-- BEGIN --

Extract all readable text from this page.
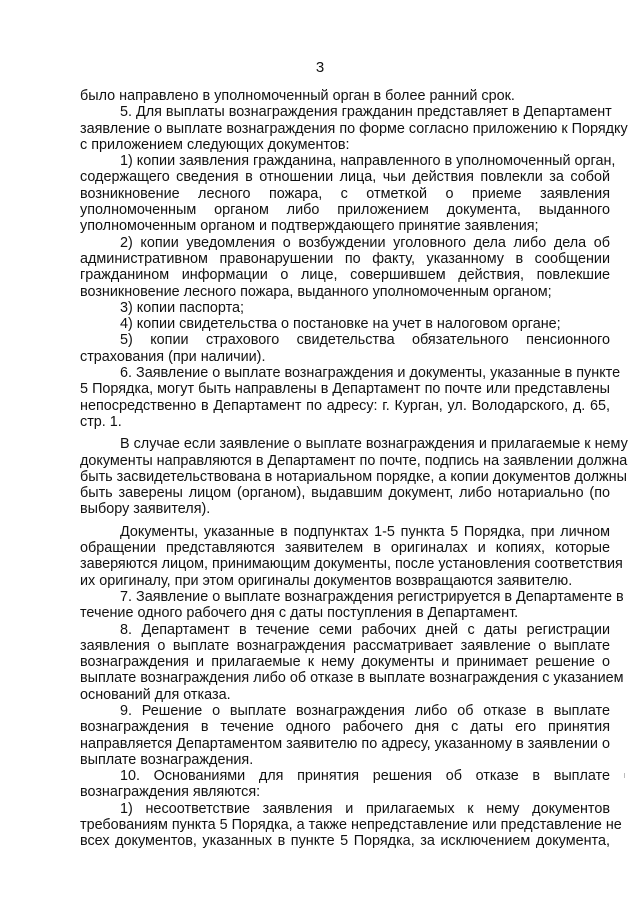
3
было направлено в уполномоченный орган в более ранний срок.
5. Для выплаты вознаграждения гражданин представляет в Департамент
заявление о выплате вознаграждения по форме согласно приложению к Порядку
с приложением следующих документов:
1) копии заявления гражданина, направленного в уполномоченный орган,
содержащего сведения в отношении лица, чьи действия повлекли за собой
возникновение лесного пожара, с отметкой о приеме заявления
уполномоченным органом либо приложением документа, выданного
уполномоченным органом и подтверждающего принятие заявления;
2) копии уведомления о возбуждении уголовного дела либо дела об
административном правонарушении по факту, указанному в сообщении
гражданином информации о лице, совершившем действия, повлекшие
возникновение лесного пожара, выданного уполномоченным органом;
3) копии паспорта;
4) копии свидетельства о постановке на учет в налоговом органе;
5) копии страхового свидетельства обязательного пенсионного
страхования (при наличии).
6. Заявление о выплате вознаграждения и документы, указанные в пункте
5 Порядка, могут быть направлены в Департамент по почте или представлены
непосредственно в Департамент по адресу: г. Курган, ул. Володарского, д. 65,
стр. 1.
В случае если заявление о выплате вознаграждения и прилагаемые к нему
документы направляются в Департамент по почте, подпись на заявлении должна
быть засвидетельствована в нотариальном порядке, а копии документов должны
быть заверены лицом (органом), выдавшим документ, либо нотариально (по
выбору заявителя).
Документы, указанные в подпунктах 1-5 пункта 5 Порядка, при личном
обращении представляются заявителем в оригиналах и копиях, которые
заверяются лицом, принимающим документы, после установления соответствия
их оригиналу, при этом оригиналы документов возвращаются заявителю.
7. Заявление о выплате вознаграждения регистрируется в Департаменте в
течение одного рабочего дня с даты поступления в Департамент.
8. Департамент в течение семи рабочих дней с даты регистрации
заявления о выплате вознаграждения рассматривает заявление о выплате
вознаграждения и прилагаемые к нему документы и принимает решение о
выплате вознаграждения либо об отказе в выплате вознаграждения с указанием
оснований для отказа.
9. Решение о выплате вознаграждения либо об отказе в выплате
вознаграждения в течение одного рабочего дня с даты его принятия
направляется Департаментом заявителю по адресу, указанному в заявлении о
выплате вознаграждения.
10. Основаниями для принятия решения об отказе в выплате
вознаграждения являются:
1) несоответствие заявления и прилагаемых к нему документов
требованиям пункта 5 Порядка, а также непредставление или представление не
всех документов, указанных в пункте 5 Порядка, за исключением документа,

-- END --

EXERCISE OBJECTIVE: For this exercise, gather every line of the data that contains the word "течение".

RESPONSE:
течение одного рабочего дня с даты поступления в Департамент.
8. Департамент в течение семи рабочих дней с даты регистрации
вознаграждения в течение одного рабочего дня с даты его принятия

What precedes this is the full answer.